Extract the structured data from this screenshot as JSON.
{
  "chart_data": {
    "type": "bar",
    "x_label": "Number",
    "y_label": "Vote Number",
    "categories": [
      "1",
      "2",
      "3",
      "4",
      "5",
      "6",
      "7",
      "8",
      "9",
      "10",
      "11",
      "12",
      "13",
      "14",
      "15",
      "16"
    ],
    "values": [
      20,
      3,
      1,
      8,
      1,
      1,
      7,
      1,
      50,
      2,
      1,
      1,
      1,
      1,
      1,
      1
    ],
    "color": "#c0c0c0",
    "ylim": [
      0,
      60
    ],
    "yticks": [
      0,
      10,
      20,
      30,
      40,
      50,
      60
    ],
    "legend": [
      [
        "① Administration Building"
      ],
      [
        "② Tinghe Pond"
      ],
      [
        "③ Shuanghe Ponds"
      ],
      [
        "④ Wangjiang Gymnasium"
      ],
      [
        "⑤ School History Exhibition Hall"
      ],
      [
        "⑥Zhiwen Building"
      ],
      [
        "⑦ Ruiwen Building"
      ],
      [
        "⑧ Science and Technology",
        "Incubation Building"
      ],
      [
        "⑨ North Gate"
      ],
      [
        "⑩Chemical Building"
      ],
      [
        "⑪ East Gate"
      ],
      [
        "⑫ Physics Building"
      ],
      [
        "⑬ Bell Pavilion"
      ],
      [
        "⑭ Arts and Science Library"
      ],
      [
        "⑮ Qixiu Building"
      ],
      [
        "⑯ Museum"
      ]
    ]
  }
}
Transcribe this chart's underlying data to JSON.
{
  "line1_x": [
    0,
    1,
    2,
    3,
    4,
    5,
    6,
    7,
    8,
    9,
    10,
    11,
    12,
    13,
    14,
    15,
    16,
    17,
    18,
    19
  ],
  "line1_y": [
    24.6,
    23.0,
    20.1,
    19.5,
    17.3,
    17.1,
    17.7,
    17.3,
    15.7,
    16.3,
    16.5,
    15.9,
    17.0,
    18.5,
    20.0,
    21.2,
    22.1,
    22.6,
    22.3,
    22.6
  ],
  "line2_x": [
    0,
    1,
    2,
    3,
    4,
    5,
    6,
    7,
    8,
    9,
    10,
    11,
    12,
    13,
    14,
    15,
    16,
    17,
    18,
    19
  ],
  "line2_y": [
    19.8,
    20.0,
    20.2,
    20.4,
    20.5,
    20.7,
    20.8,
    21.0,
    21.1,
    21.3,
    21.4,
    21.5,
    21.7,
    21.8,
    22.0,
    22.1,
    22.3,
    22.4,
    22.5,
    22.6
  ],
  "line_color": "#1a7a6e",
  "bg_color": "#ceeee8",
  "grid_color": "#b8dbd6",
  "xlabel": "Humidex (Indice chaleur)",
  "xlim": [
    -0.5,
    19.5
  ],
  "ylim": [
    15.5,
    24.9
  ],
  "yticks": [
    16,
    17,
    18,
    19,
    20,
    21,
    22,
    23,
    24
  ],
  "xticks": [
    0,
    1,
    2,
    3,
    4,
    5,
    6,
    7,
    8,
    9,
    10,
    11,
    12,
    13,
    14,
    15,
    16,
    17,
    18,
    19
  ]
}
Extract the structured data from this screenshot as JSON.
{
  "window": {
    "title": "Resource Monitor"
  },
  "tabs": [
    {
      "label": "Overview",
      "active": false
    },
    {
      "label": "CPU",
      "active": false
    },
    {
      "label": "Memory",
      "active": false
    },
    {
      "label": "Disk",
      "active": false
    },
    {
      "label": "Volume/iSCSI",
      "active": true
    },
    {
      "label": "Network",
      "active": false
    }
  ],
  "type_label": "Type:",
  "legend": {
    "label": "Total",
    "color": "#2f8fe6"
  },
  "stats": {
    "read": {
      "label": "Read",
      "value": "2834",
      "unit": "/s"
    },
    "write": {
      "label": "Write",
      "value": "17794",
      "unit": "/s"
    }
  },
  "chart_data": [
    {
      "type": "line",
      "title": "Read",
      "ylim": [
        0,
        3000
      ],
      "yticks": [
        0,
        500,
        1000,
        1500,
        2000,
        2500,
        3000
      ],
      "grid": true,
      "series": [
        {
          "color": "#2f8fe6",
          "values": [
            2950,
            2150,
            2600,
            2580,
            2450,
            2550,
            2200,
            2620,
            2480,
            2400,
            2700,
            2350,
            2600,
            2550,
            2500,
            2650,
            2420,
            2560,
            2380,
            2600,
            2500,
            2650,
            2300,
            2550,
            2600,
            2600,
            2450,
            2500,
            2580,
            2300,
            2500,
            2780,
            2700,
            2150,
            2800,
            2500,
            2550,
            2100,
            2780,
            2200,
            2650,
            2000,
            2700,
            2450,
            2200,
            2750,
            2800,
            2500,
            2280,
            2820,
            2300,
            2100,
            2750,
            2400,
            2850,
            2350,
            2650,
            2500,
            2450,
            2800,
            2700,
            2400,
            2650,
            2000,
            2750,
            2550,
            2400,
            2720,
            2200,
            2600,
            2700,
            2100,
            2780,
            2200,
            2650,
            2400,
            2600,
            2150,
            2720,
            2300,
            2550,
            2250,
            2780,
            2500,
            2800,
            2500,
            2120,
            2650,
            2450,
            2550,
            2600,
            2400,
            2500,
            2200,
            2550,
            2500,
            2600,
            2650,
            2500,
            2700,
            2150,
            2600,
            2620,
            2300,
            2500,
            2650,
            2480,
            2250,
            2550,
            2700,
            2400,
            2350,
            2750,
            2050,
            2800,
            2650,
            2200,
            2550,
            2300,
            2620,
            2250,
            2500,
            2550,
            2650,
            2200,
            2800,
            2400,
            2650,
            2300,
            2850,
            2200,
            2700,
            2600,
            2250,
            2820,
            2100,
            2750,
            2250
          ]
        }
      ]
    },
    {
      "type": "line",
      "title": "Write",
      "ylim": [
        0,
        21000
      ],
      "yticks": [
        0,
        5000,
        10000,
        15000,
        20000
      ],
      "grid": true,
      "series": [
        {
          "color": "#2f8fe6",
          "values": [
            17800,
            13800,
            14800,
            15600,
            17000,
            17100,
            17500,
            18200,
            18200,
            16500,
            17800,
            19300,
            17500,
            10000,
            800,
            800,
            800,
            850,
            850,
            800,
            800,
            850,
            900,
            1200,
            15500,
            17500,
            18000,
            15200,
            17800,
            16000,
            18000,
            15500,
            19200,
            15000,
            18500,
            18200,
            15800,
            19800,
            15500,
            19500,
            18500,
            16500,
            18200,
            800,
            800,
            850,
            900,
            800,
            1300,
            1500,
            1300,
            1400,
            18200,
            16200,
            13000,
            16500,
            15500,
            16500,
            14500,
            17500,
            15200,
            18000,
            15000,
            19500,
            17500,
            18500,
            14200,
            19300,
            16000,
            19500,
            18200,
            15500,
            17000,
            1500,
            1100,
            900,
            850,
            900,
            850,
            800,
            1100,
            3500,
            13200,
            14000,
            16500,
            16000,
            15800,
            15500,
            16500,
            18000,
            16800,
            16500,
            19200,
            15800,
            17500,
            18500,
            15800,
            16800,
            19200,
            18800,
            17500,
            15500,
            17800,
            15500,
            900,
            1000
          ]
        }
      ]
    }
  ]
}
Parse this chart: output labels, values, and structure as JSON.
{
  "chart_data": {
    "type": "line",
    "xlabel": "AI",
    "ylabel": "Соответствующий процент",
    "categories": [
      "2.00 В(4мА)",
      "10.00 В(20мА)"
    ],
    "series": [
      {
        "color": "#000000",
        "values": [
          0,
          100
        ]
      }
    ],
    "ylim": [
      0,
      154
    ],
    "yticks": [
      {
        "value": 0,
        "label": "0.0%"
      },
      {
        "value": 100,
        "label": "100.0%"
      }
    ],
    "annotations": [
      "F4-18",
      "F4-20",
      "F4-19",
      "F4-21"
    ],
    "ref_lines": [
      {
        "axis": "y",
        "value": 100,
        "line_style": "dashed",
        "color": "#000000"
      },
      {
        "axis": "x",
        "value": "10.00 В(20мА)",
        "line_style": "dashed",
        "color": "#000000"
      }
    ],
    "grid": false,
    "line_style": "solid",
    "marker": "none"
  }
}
**********
Written request
Extract the lines above from the one containing "Parse this chart: output" to the last line, both included, exactly as written.

Completed task
Parse this chart: output labels, values, and structure as JSON.
{
  "chart_data": {
    "type": "line",
    "xlabel": "AI",
    "ylabel": "Соответствующий процент",
    "categories": [
      "2.00 В(4мА)",
      "10.00 В(20мА)"
    ],
    "series": [
      {
        "color": "#000000",
        "values": [
          0,
          100
        ]
      }
    ],
    "ylim": [
      0,
      154
    ],
    "yticks": [
      {
        "value": 0,
        "label": "0.0%"
      },
      {
        "value": 100,
        "label": "100.0%"
      }
    ],
    "annotations": [
      "F4-18",
      "F4-20",
      "F4-19",
      "F4-21"
    ],
    "ref_lines": [
      {
        "axis": "y",
        "value": 100,
        "line_style": "dashed",
        "color": "#000000"
      },
      {
        "axis": "x",
        "value": "10.00 В(20мА)",
        "line_style": "dashed",
        "color": "#000000"
      }
    ],
    "grid": false,
    "line_style": "solid",
    "marker": "none"
  }
}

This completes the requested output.